> **TASK PROMPT**
Rewrite the listing below with every instance of "data-label" changed to "value-label". Keep everything else the same.

> **Spatial layout entries**
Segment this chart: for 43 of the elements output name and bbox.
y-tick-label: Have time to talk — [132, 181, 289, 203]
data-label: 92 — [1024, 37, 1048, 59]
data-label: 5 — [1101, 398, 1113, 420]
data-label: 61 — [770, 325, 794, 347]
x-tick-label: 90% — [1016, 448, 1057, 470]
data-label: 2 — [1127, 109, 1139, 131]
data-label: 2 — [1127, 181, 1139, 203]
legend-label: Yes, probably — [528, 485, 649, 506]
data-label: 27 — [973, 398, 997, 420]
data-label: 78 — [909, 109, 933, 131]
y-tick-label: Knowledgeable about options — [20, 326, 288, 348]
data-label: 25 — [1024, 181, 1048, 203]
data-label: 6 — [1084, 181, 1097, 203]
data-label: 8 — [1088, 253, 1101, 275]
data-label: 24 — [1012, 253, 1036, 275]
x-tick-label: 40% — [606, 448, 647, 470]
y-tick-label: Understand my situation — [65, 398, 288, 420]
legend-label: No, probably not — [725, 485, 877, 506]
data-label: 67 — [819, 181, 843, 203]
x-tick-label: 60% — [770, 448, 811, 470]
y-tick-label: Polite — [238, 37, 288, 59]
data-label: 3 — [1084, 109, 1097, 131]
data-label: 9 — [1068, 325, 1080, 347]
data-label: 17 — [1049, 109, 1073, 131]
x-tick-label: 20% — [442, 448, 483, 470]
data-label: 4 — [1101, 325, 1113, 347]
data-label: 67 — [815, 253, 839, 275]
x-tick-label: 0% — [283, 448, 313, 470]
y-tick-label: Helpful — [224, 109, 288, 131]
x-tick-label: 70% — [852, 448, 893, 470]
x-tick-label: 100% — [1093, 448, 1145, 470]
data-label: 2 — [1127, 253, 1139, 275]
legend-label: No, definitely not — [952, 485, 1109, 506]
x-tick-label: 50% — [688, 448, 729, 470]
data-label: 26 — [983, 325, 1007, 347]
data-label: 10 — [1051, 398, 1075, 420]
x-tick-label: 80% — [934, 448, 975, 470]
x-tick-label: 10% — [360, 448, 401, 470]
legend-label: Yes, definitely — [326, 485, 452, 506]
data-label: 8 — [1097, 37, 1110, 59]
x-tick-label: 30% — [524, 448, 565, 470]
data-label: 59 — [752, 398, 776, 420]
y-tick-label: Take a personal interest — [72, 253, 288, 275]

> **COMPLETED TASK**
Segment this chart: for 43 of the elements output name and bbox.
y-tick-label: Have time to talk — [132, 181, 289, 203]
value-label: 92 — [1024, 37, 1048, 59]
value-label: 5 — [1101, 398, 1113, 420]
value-label: 61 — [770, 325, 794, 347]
x-tick-label: 90% — [1016, 448, 1057, 470]
value-label: 2 — [1127, 109, 1139, 131]
value-label: 2 — [1127, 181, 1139, 203]
legend-label: Yes, probably — [528, 485, 649, 506]
value-label: 27 — [973, 398, 997, 420]
value-label: 78 — [909, 109, 933, 131]
y-tick-label: Knowledgeable about options — [20, 326, 288, 348]
value-label: 25 — [1024, 181, 1048, 203]
value-label: 6 — [1084, 181, 1097, 203]
value-label: 8 — [1088, 253, 1101, 275]
value-label: 24 — [1012, 253, 1036, 275]
x-tick-label: 40% — [606, 448, 647, 470]
y-tick-label: Understand my situation — [65, 398, 288, 420]
legend-label: No, probably not — [725, 485, 877, 506]
value-label: 67 — [819, 181, 843, 203]
x-tick-label: 60% — [770, 448, 811, 470]
y-tick-label: Polite — [238, 37, 288, 59]
value-label: 3 — [1084, 109, 1097, 131]
value-label: 9 — [1068, 325, 1080, 347]
value-label: 17 — [1049, 109, 1073, 131]
x-tick-label: 20% — [442, 448, 483, 470]
value-label: 4 — [1101, 325, 1113, 347]
value-label: 67 — [815, 253, 839, 275]
x-tick-label: 0% — [283, 448, 313, 470]
y-tick-label: Helpful — [224, 109, 288, 131]
x-tick-label: 70% — [852, 448, 893, 470]
x-tick-label: 100% — [1093, 448, 1145, 470]
value-label: 2 — [1127, 253, 1139, 275]
legend-label: No, definitely not — [952, 485, 1109, 506]
x-tick-label: 50% — [688, 448, 729, 470]
value-label: 26 — [983, 325, 1007, 347]
value-label: 10 — [1051, 398, 1075, 420]
x-tick-label: 80% — [934, 448, 975, 470]
x-tick-label: 10% — [360, 448, 401, 470]
legend-label: Yes, definitely — [326, 485, 452, 506]
value-label: 8 — [1097, 37, 1110, 59]
x-tick-label: 30% — [524, 448, 565, 470]
value-label: 59 — [752, 398, 776, 420]
y-tick-label: Take a personal interest — [72, 253, 288, 275]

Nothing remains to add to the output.